> **Task statement**: Looking at the data below, count the lines that contain the string "text". Write only the total.

[Dataset items]
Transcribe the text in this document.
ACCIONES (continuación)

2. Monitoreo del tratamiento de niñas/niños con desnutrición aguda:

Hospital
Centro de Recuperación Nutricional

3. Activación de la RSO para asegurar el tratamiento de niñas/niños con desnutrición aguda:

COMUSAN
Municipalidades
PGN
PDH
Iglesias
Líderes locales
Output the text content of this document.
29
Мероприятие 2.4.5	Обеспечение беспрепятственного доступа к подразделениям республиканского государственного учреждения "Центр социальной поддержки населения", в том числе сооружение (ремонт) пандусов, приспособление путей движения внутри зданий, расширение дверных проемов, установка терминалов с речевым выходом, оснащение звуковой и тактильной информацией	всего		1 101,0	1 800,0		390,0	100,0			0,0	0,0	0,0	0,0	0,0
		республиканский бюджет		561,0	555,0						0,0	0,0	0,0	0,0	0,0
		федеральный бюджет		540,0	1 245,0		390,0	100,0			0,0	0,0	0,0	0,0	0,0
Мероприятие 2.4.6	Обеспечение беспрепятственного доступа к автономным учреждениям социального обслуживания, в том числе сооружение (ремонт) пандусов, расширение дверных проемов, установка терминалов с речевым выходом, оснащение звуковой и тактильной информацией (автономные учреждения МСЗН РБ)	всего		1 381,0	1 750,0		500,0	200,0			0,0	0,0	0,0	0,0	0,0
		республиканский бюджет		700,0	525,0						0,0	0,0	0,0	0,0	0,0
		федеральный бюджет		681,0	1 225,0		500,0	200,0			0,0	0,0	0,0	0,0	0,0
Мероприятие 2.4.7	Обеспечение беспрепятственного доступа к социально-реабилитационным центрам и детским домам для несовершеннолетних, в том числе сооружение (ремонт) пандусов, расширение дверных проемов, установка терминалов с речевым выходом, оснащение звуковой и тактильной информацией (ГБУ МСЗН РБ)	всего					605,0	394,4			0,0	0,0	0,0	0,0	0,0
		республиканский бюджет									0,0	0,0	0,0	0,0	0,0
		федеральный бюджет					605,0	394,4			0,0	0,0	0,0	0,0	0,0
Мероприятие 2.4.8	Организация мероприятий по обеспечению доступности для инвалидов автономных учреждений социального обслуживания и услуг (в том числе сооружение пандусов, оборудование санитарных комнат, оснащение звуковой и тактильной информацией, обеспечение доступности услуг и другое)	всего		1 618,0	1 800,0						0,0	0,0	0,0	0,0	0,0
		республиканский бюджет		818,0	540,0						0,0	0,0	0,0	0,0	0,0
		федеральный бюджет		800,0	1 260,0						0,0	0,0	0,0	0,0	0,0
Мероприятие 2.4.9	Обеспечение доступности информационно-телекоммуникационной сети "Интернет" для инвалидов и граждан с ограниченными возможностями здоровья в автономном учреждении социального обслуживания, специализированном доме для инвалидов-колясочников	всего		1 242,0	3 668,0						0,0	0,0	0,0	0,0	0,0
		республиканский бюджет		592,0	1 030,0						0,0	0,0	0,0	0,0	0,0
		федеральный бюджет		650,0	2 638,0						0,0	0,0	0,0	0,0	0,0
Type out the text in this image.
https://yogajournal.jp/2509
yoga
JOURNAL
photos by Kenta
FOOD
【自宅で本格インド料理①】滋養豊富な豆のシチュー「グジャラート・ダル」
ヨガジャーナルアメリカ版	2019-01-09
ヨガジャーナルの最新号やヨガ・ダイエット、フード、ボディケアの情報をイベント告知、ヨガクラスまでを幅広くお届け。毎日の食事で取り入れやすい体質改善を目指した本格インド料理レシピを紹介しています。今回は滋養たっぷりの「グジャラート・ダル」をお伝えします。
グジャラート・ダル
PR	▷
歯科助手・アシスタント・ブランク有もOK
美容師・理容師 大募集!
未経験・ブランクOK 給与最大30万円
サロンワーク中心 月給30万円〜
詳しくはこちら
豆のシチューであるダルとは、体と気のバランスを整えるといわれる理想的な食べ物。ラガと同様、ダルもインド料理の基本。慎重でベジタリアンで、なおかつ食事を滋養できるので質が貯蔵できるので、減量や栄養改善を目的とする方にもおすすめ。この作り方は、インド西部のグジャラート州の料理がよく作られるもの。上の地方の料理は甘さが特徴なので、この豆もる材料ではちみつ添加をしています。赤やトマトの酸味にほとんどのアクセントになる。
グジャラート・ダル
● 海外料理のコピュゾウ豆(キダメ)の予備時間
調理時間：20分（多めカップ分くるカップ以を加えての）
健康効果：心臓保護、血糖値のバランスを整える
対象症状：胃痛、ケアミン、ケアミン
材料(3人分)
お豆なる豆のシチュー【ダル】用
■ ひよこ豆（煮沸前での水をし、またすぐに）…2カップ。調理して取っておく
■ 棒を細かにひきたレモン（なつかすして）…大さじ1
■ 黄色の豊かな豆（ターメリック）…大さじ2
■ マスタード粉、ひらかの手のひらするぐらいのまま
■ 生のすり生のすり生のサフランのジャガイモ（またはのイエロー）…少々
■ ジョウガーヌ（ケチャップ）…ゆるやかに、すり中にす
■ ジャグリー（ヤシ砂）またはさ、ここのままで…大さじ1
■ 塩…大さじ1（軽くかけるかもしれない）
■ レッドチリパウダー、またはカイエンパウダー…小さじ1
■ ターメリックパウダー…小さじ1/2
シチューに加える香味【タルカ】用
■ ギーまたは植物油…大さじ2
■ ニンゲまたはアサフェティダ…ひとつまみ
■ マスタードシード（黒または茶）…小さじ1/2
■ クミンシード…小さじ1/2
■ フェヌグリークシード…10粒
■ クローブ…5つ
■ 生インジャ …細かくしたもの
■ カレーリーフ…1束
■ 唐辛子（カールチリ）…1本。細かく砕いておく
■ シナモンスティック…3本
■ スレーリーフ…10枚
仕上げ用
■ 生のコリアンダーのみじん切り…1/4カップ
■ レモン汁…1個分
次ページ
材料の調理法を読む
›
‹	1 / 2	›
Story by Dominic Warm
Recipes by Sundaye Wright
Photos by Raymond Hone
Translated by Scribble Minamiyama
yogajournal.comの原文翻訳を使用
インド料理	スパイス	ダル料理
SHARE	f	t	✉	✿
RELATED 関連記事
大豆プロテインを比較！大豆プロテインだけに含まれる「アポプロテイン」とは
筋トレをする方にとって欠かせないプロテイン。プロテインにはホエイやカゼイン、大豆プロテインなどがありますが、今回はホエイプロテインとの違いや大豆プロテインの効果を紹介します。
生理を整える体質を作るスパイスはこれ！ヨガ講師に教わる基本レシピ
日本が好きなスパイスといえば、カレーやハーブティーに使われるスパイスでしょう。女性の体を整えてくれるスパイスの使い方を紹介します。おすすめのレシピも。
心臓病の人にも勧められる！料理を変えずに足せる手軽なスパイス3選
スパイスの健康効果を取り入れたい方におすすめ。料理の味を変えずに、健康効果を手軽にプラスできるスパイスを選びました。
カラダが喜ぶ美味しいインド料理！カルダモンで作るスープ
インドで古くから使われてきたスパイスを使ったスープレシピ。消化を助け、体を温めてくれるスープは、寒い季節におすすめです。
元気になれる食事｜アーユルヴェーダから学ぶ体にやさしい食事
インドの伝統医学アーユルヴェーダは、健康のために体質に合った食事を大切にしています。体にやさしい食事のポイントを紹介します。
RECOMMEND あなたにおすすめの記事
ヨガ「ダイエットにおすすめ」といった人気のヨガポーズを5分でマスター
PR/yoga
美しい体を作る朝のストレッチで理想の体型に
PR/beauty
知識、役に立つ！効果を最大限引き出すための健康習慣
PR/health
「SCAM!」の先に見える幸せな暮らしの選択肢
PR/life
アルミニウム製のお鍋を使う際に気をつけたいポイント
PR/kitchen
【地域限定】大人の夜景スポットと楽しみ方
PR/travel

> **Finished exercise**: 3